**WORK REQUIRED**
Reproduce verbatim the rows beginning with the line containing "- gamescreen-title-line2: GameScreen(): [470, 487, 694, 526]" and ending with the line containing "- gameuistate-chip: GameUiState: [368, 64, 583, 138]", including both of those lines.
***
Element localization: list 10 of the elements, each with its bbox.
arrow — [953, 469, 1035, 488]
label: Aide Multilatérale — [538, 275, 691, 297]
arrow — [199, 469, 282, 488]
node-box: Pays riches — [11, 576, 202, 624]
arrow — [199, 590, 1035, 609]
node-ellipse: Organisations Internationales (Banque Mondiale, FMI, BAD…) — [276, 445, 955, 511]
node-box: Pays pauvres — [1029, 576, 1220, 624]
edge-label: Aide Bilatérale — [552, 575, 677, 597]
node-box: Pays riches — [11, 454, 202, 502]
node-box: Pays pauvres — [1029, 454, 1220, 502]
***
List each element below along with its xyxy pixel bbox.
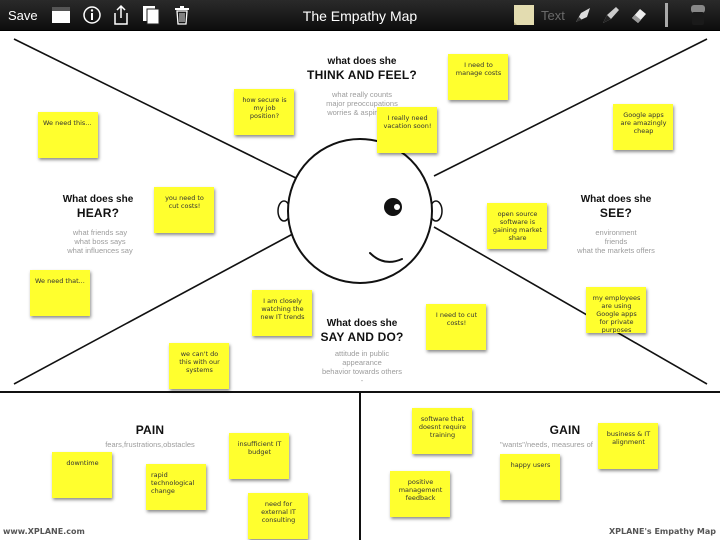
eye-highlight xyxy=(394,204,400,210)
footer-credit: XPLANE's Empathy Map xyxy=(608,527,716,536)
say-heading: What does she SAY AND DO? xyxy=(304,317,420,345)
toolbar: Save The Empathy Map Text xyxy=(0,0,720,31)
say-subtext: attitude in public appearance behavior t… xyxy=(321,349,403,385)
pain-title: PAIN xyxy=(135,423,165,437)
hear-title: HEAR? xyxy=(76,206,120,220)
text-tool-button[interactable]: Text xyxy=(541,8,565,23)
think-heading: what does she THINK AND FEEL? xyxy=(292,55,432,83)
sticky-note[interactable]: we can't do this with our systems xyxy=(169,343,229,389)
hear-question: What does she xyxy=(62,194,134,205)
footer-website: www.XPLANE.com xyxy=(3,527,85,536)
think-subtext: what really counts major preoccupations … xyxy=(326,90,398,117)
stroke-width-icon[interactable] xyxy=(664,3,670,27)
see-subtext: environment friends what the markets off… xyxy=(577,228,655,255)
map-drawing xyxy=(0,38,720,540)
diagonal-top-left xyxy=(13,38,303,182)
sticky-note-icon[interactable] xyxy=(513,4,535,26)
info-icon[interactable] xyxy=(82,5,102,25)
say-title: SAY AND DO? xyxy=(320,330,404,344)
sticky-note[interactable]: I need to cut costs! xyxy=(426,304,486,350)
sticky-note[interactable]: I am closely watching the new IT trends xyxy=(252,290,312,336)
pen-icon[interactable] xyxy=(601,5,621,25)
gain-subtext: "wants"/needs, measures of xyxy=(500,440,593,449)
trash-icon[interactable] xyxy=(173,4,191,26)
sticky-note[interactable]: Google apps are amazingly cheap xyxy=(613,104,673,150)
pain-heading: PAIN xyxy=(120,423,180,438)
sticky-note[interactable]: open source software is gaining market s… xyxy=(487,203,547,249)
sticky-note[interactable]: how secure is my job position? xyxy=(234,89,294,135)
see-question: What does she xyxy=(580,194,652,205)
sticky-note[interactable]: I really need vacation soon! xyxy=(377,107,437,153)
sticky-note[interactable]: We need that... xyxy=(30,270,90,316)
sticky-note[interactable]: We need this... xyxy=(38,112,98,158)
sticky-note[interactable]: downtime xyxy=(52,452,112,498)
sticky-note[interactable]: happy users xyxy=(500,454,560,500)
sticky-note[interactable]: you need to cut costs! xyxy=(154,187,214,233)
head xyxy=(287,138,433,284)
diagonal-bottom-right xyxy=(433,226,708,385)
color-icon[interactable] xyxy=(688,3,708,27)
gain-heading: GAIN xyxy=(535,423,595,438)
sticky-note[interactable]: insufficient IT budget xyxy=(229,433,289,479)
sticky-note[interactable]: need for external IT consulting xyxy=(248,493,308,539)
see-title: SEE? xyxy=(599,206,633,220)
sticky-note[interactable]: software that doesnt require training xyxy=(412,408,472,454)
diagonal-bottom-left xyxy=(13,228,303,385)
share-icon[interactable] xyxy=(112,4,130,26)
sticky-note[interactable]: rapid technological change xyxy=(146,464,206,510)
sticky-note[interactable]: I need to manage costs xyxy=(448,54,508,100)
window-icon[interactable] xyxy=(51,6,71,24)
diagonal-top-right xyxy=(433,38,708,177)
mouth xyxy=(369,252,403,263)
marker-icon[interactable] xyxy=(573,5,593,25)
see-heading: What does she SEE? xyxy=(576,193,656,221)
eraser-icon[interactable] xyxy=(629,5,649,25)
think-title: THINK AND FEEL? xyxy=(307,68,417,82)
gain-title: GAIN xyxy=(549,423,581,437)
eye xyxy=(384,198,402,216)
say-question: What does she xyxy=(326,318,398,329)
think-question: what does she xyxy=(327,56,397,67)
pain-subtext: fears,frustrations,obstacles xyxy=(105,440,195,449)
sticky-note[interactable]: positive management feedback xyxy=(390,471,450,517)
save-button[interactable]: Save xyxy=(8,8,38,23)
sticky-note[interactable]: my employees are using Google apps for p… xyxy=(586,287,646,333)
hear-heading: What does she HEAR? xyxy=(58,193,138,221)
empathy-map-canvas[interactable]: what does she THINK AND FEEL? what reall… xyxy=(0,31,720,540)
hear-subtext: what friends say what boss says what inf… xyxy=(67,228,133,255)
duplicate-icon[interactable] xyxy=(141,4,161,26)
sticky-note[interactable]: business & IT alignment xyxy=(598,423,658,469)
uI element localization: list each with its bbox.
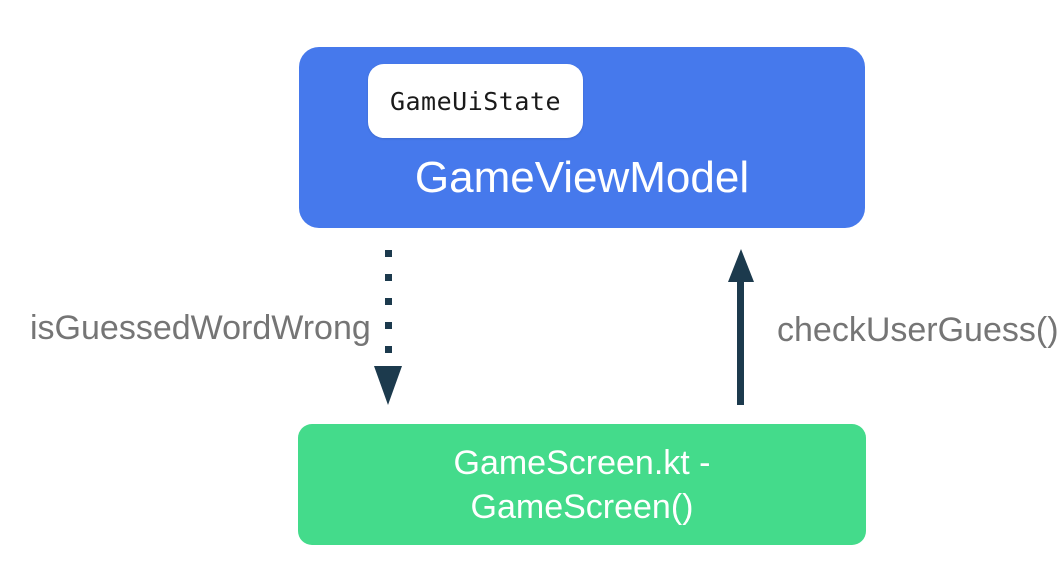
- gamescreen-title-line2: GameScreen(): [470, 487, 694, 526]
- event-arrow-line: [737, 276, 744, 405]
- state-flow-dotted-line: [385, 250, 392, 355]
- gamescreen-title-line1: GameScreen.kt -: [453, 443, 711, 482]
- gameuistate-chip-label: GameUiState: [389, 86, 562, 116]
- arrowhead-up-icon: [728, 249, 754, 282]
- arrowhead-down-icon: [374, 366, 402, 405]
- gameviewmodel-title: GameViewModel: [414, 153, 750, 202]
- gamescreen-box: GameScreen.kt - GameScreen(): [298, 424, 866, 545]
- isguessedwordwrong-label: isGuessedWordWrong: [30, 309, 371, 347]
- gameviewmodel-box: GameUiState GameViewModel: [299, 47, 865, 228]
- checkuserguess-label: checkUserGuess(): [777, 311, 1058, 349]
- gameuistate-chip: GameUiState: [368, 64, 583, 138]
***
**WRITTEN RESPONSE**
- gamescreen-title-line2: GameScreen(): [470, 487, 694, 526]
- event-arrow-line: [737, 276, 744, 405]
- state-flow-dotted-line: [385, 250, 392, 355]
- gamescreen-title-line1: GameScreen.kt -: [453, 443, 711, 482]
- gameuistate-chip-label: GameUiState: [389, 86, 562, 116]
- arrowhead-up-icon: [728, 249, 754, 282]
- arrowhead-down-icon: [374, 366, 402, 405]
- gameviewmodel-title: GameViewModel: [414, 153, 750, 202]
- gamescreen-box: GameScreen.kt - GameScreen(): [298, 424, 866, 545]
- isguessedwordwrong-label: isGuessedWordWrong: [30, 309, 371, 347]
- gameviewmodel-box: GameUiState GameViewModel: [299, 47, 865, 228]
- checkuserguess-label: checkUserGuess(): [777, 311, 1058, 349]
- gameuistate-chip: GameUiState: [368, 64, 583, 138]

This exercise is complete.